[Stored items from a collection]
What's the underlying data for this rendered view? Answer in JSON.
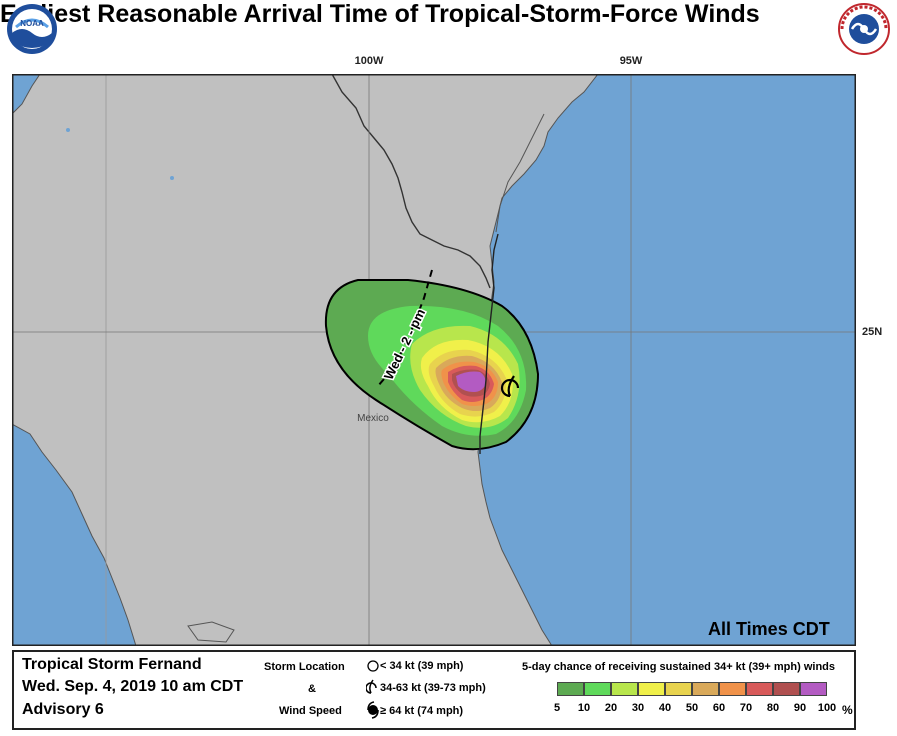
{
  "header": {
    "title": "Earliest Reasonable Arrival Time of Tropical-Storm-Force Winds",
    "left_logo": "noaa-logo",
    "left_logo_text": "NOAA",
    "right_logo": "nws-logo",
    "right_logo_text": "NATIONAL WEATHER SERVICE"
  },
  "map": {
    "longitude_labels": [
      "100W",
      "95W"
    ],
    "latitude_labels": [
      "25N"
    ],
    "place_label": "Mexico",
    "arrival_label": "Wed - 2 - pm",
    "times_note": "All Times CDT",
    "colors": {
      "land": "#c0c0c0",
      "water": "#6fa3d3",
      "border": "#333333"
    }
  },
  "legend": {
    "storm_name": "Tropical Storm Fernand",
    "issued": "Wed. Sep. 4, 2019  10 am CDT",
    "advisory": "Advisory 6",
    "storm_location_title": "Storm Location",
    "amp": "&",
    "wind_speed_title": "Wind Speed",
    "wind_categories": [
      "< 34 kt (39 mph)",
      "34-63 kt (39-73 mph)",
      "≥ 64 kt (74 mph)"
    ],
    "probability_title": "5-day chance of receiving sustained 34+ kt (39+ mph) winds",
    "probability_labels": [
      "5",
      "10",
      "20",
      "30",
      "40",
      "50",
      "60",
      "70",
      "80",
      "90",
      "100"
    ],
    "percent_sign": "%",
    "probability_colors": [
      "#5daa52",
      "#5fd95b",
      "#b8e64c",
      "#f0f04a",
      "#e8d34e",
      "#d9a95a",
      "#f0924a",
      "#d85a5a",
      "#b05050",
      "#b35bc2"
    ]
  }
}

REQUEST — Quote everything in the listing above exactly; pictures are the only thing to omit.

EXERCISE OUTPUT —
What's the underlying data for this rendered view? Answer in JSON.
{
  "header": {
    "title": "Earliest Reasonable Arrival Time of Tropical-Storm-Force Winds",
    "left_logo": "noaa-logo",
    "left_logo_text": "NOAA",
    "right_logo": "nws-logo",
    "right_logo_text": "NATIONAL WEATHER SERVICE"
  },
  "map": {
    "longitude_labels": [
      "100W",
      "95W"
    ],
    "latitude_labels": [
      "25N"
    ],
    "place_label": "Mexico",
    "arrival_label": "Wed - 2 - pm",
    "times_note": "All Times CDT",
    "colors": {
      "land": "#c0c0c0",
      "water": "#6fa3d3",
      "border": "#333333"
    }
  },
  "legend": {
    "storm_name": "Tropical Storm Fernand",
    "issued": "Wed. Sep. 4, 2019  10 am CDT",
    "advisory": "Advisory 6",
    "storm_location_title": "Storm Location",
    "amp": "&",
    "wind_speed_title": "Wind Speed",
    "wind_categories": [
      "< 34 kt (39 mph)",
      "34-63 kt (39-73 mph)",
      "≥ 64 kt (74 mph)"
    ],
    "probability_title": "5-day chance of receiving sustained 34+ kt (39+ mph) winds",
    "probability_labels": [
      "5",
      "10",
      "20",
      "30",
      "40",
      "50",
      "60",
      "70",
      "80",
      "90",
      "100"
    ],
    "percent_sign": "%",
    "probability_colors": [
      "#5daa52",
      "#5fd95b",
      "#b8e64c",
      "#f0f04a",
      "#e8d34e",
      "#d9a95a",
      "#f0924a",
      "#d85a5a",
      "#b05050",
      "#b35bc2"
    ]
  }
}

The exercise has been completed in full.